= EXTRACTED ENTRIES =
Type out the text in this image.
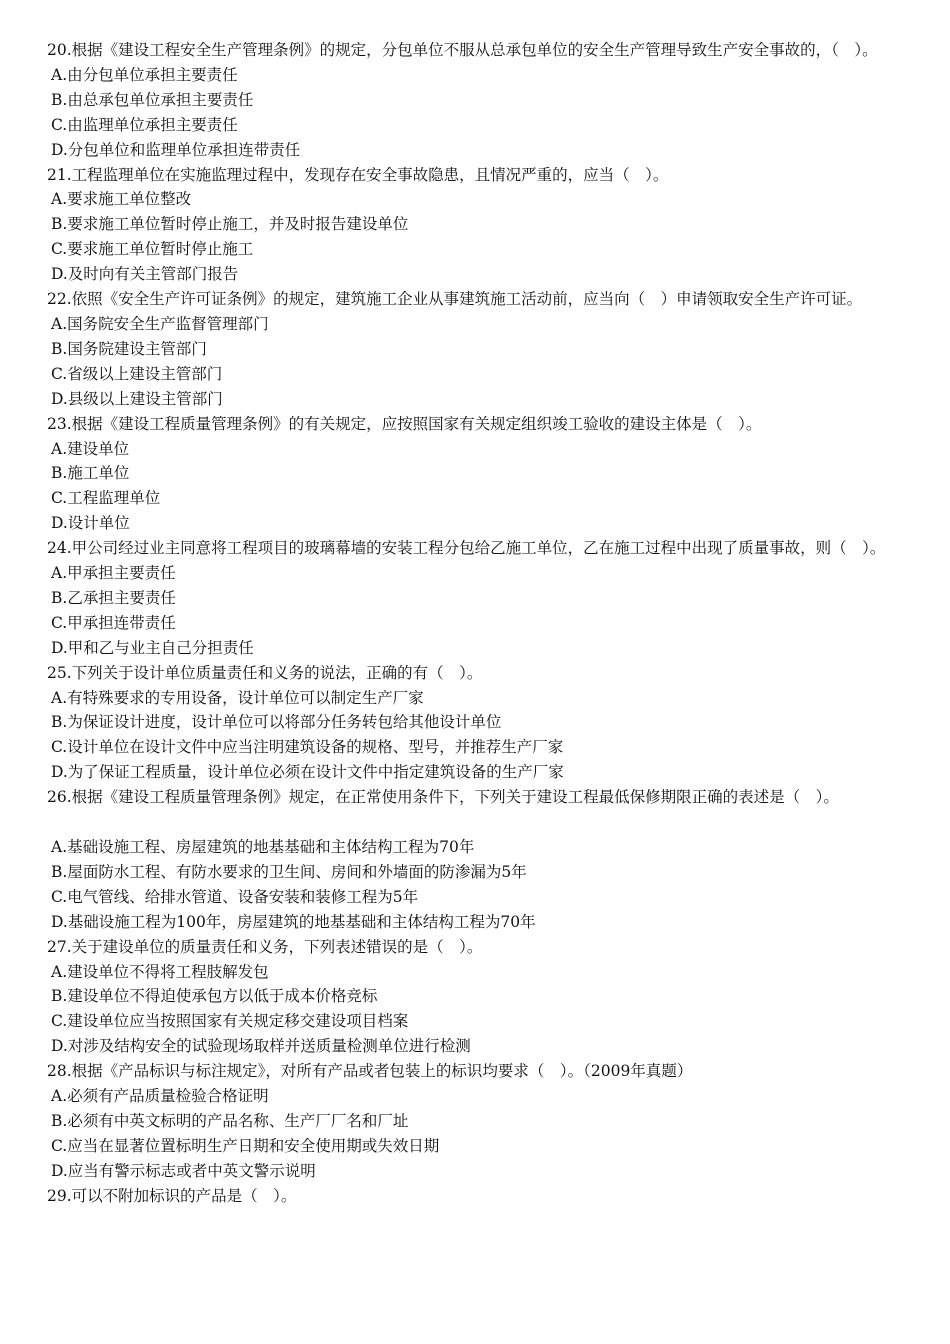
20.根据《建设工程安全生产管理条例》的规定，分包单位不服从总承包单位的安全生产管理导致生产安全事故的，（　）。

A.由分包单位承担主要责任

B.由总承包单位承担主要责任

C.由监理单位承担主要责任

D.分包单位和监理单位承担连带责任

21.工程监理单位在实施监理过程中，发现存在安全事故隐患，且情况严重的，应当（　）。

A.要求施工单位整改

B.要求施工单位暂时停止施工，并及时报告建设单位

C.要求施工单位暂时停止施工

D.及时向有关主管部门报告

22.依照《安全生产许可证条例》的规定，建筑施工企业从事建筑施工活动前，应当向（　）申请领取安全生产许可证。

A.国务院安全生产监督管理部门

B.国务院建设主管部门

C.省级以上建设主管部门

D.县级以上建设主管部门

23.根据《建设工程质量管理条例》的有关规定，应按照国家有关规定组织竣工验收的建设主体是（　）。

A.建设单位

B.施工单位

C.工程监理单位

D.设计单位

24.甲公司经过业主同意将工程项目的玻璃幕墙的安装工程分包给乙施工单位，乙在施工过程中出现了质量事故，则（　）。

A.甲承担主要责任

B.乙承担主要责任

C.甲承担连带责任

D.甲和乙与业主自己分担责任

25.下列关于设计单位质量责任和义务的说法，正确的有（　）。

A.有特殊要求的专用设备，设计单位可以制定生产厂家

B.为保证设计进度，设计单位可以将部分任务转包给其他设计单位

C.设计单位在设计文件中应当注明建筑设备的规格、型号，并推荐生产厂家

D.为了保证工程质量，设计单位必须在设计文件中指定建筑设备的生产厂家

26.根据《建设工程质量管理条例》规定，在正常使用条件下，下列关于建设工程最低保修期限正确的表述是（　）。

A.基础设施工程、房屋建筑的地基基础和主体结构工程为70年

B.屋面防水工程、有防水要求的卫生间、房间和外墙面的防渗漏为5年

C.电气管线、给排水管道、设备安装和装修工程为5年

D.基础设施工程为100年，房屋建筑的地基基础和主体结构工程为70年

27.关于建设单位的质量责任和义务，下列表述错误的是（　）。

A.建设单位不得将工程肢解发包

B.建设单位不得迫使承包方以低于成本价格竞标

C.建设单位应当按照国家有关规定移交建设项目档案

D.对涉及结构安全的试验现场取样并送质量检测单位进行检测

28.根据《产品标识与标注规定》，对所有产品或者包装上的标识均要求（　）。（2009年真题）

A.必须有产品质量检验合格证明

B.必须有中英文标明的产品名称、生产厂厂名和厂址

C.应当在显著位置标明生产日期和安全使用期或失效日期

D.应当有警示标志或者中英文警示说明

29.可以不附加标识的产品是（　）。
...
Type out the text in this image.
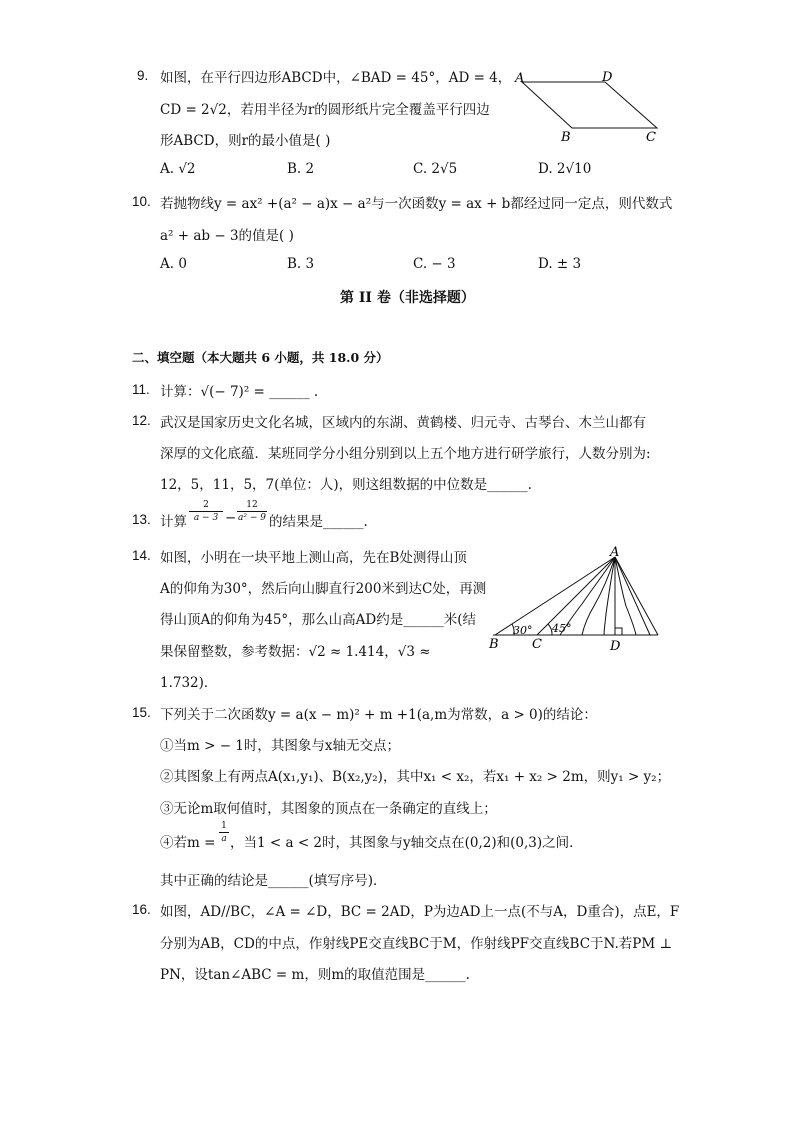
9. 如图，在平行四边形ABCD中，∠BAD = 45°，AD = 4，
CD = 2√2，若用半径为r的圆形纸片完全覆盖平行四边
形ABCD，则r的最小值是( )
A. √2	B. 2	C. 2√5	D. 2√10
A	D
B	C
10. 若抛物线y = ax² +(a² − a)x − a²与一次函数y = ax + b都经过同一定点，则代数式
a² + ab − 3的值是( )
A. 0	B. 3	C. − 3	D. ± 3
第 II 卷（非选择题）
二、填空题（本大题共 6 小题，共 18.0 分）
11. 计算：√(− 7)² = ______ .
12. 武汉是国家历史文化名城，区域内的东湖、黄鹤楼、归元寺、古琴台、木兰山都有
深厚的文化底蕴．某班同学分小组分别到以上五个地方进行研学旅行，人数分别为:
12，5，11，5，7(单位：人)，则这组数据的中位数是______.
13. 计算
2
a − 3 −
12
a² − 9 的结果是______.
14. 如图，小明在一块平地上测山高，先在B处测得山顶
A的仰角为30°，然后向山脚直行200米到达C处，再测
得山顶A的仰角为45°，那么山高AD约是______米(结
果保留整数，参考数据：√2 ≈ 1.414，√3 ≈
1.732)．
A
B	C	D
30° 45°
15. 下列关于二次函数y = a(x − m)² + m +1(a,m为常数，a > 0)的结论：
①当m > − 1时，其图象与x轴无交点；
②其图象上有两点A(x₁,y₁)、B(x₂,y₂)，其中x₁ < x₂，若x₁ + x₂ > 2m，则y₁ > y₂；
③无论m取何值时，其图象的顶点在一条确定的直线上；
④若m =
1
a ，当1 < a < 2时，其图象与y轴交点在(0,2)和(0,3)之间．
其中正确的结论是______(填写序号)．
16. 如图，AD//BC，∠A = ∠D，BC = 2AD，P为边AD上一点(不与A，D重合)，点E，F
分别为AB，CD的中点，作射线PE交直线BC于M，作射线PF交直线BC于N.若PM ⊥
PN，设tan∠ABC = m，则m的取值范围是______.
--
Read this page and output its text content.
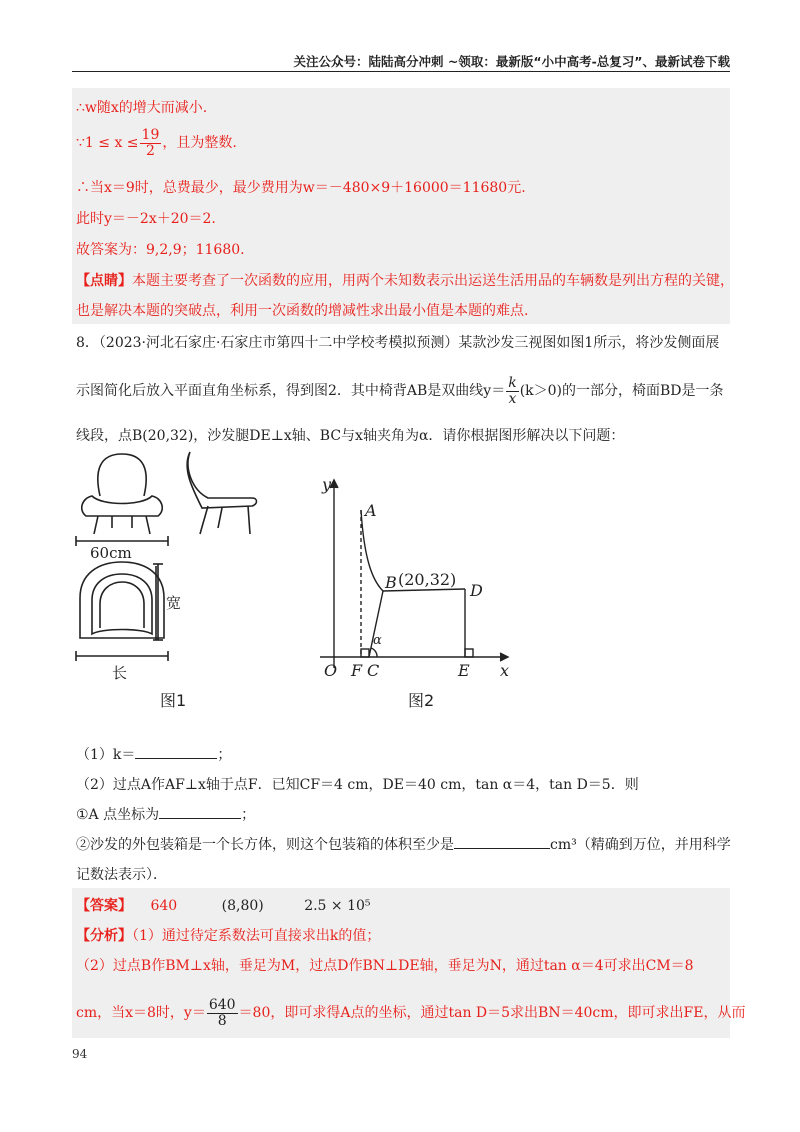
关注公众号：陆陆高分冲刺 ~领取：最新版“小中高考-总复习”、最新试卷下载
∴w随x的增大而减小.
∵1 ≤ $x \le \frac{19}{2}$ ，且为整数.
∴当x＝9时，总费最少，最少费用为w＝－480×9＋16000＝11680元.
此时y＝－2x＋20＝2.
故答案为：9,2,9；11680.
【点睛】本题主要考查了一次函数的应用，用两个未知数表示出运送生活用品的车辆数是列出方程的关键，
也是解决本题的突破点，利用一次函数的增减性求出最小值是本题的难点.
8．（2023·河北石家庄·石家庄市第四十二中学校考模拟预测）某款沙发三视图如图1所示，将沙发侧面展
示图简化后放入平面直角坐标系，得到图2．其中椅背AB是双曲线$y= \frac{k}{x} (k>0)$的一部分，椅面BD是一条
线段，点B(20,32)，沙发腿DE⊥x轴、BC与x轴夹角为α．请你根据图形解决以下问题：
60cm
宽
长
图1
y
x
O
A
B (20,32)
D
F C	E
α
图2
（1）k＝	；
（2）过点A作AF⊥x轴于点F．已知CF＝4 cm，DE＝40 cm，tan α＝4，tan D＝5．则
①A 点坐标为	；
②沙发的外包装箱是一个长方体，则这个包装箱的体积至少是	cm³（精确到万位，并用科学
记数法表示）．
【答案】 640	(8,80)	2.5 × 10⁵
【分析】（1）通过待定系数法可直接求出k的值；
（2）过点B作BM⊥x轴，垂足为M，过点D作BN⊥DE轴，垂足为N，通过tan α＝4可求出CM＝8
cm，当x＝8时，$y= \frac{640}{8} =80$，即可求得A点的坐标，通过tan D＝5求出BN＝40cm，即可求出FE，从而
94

= TASK DETAILS =
Using the records above, find and show each line with the string "通过tan".

= FINAL ANSWER =
（2）过点B作BM⊥x轴，垂足为M，过点D作BN⊥DE轴，垂足为N，通过tan α＝4可求出CM＝8
cm，当x＝8时，$y= \frac{640}{8} =80$，即可求得A点的坐标，通过tan D＝5求出BN＝40cm，即可求出FE，从而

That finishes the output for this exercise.